• _WHAT TO DO_
Please list all lines of the material below in which the string "frac" occurs.

*****

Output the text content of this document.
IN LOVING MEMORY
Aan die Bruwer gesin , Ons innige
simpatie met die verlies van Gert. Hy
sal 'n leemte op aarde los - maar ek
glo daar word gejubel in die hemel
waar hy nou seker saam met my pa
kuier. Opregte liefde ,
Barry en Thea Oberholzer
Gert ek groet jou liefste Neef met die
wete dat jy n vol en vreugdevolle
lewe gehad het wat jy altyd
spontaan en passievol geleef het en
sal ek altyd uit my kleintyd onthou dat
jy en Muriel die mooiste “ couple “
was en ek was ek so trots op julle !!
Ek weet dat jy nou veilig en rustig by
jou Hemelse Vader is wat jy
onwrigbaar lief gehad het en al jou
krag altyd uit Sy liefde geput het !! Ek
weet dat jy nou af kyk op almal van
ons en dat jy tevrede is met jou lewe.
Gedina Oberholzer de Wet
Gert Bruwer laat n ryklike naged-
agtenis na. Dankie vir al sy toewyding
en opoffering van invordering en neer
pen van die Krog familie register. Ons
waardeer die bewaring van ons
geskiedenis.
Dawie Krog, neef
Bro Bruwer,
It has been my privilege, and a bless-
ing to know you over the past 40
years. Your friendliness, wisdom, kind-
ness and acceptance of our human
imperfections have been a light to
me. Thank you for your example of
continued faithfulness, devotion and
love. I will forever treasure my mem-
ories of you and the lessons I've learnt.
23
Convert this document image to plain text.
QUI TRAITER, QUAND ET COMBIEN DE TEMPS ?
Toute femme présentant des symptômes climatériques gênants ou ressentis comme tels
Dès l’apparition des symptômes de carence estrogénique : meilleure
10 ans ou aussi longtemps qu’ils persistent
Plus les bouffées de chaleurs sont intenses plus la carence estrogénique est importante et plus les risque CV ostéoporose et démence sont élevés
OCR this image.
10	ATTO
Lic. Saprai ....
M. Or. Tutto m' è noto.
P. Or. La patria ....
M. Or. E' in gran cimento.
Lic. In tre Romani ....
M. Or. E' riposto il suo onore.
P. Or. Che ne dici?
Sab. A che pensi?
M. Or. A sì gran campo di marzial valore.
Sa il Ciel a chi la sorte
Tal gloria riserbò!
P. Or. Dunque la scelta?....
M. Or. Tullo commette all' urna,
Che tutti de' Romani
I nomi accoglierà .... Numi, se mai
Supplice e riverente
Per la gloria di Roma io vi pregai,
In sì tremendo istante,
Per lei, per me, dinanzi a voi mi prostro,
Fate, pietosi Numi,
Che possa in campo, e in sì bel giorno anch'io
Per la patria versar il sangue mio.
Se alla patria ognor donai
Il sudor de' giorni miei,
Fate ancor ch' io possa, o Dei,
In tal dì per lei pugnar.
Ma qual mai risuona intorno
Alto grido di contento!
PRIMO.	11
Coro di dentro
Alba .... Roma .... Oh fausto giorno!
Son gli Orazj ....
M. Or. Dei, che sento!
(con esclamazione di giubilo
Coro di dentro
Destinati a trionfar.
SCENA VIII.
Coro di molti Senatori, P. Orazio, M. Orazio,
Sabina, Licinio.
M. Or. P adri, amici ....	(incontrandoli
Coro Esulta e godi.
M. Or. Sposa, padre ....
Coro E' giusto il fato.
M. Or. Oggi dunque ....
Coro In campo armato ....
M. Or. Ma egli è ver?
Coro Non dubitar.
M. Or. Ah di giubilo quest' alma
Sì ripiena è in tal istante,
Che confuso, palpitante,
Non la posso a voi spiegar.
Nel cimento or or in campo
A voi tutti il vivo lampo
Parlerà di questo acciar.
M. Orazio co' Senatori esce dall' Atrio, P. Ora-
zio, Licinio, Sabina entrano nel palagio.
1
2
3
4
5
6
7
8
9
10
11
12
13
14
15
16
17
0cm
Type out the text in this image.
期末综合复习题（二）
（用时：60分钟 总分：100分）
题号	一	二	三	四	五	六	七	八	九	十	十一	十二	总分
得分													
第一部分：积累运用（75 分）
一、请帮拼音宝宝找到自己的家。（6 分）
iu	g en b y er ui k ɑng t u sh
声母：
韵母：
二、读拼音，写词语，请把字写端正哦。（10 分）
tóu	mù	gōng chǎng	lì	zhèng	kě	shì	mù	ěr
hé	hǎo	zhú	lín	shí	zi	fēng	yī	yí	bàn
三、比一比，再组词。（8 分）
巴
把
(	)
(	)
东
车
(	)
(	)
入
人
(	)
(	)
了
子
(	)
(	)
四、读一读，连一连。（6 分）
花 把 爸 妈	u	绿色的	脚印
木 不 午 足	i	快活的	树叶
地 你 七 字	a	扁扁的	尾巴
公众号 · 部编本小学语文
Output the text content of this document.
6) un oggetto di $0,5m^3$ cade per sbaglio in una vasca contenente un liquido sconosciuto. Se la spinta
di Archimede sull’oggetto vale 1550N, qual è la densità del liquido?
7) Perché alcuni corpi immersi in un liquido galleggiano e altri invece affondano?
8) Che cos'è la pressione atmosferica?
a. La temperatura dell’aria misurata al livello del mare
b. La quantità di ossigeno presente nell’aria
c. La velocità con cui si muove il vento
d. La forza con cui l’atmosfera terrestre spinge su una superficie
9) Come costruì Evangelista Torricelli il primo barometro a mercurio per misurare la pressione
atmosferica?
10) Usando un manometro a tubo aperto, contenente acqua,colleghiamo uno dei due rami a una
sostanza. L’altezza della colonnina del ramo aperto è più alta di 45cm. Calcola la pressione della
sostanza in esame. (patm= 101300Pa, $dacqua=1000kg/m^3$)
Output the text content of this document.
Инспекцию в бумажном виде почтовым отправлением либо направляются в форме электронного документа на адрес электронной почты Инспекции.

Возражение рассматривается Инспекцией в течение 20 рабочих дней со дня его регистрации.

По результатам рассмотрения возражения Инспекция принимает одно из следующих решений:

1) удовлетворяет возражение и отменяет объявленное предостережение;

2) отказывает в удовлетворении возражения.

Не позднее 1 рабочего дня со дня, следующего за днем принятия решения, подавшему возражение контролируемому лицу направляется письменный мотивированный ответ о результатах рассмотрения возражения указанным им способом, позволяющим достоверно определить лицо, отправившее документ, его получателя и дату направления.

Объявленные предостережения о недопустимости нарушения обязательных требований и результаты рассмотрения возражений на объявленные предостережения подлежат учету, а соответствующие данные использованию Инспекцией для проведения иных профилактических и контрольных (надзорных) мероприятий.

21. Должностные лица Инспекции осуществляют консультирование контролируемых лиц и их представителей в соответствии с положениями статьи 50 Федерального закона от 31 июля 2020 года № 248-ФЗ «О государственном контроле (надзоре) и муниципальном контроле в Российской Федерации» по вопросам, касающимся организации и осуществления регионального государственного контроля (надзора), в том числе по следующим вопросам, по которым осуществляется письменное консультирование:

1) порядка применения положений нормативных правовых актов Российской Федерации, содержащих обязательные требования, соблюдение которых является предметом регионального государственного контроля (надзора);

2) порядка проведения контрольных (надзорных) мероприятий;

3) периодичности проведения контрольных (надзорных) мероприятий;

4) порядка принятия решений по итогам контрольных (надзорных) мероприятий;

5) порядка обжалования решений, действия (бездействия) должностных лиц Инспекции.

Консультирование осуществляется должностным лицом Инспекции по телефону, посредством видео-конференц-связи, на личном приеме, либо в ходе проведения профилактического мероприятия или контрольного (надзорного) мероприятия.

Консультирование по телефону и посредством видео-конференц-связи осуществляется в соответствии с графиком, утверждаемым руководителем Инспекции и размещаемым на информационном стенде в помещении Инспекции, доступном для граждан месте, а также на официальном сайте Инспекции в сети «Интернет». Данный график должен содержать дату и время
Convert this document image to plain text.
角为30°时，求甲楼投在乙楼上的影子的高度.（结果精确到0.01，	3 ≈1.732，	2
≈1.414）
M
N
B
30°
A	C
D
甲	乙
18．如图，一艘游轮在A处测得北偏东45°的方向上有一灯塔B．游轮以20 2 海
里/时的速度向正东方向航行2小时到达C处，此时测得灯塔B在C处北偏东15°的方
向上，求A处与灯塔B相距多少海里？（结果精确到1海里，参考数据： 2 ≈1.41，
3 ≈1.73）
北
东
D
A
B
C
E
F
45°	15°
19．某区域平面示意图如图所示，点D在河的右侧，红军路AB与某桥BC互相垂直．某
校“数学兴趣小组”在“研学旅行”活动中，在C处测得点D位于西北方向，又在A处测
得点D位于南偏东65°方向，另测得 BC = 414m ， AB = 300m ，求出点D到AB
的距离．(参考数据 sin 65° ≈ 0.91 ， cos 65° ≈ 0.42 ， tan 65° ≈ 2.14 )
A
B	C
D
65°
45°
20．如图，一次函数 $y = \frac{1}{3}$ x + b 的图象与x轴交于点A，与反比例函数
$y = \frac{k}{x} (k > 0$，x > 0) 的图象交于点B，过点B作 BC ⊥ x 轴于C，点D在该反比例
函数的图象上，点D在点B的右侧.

*****

• _SOLVED PROBLEM_
20．如图，一次函数 $y = \frac{1}{3}$ x + b 的图象与x轴交于点A，与反比例函数
$y = \frac{k}{x} (k > 0$，x > 0) 的图象交于点B，过点B作 BC ⊥ x 轴于C，点D在该反比例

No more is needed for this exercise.